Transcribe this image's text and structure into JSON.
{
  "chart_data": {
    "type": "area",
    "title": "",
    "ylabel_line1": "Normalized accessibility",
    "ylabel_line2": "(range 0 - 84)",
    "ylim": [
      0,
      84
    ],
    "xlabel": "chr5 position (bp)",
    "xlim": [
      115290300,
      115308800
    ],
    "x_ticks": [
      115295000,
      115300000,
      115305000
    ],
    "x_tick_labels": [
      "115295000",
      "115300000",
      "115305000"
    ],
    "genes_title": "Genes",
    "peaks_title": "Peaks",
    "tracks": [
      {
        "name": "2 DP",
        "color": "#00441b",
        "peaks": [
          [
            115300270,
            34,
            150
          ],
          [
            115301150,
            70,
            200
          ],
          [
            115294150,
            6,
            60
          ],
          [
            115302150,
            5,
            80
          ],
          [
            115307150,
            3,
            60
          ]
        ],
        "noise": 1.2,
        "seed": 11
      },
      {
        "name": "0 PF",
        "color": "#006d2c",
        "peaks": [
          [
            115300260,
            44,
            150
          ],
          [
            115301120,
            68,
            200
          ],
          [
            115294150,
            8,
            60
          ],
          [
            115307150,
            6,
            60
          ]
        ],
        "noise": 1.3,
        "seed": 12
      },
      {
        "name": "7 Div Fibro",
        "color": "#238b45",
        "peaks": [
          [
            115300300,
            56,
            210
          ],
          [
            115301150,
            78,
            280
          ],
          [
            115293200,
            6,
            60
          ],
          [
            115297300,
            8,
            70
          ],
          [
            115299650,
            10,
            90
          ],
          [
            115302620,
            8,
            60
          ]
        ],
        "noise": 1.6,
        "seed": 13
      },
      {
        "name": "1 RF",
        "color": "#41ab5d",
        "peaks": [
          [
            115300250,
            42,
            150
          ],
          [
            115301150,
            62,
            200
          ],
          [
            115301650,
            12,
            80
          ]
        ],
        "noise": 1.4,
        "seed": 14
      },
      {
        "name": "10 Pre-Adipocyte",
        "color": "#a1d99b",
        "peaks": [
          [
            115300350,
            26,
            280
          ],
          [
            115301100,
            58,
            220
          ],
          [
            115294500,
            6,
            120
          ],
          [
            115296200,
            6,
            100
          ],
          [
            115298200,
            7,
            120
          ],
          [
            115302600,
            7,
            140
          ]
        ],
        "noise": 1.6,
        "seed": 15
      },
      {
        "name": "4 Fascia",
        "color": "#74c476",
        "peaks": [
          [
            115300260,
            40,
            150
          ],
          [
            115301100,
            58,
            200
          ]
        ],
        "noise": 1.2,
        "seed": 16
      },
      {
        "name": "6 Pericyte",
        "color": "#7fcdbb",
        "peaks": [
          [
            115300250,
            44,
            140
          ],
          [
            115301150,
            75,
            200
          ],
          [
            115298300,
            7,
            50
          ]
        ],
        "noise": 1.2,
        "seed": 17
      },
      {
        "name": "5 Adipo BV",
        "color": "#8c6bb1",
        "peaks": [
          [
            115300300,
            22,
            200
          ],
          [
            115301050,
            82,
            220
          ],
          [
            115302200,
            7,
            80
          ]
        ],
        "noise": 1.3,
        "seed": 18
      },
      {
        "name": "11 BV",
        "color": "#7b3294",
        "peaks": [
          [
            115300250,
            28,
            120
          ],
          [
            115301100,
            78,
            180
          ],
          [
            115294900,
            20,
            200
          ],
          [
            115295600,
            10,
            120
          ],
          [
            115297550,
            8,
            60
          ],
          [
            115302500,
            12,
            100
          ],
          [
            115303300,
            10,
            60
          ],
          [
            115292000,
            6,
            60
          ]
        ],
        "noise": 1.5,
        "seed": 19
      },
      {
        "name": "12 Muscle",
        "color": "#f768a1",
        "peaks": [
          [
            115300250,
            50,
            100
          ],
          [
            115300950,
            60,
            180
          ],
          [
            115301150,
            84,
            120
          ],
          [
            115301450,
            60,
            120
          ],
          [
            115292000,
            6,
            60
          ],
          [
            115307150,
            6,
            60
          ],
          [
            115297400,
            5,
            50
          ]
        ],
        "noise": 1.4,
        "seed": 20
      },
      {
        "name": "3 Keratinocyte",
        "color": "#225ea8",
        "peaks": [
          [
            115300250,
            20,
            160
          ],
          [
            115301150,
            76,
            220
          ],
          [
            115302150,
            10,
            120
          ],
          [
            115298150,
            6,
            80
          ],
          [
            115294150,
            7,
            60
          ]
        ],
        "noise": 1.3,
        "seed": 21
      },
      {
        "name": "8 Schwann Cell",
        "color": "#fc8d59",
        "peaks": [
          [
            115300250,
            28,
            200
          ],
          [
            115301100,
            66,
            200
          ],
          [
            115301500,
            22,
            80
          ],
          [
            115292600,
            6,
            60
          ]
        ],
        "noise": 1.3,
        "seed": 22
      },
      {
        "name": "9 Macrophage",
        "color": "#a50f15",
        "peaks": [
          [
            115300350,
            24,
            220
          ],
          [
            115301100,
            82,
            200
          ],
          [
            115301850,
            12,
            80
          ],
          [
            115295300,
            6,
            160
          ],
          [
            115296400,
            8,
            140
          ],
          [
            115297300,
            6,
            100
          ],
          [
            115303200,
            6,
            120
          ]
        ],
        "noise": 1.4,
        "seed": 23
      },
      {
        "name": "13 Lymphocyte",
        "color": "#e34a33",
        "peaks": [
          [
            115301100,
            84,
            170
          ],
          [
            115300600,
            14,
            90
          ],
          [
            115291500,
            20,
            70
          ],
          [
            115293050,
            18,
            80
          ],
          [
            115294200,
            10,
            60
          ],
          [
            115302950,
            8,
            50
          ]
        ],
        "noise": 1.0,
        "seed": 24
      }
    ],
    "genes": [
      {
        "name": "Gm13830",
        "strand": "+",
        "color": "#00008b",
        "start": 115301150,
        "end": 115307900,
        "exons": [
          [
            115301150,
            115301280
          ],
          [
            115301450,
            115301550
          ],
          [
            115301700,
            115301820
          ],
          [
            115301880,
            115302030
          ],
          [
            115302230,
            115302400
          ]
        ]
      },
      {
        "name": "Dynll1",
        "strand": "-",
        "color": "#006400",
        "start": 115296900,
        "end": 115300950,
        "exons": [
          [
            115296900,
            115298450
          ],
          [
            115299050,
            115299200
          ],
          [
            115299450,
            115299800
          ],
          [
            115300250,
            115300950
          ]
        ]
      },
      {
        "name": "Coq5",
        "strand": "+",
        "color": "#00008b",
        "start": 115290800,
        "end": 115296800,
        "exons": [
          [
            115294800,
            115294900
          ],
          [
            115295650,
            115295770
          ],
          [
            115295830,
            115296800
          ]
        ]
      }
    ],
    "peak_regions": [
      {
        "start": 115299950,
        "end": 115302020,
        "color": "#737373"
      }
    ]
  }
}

What is needed → This task calls for each line of the material that contains "start".

Task response →
        "start": 115301150,
        "start": 115296900,
        "start": 115290800,
        "start": 115299950,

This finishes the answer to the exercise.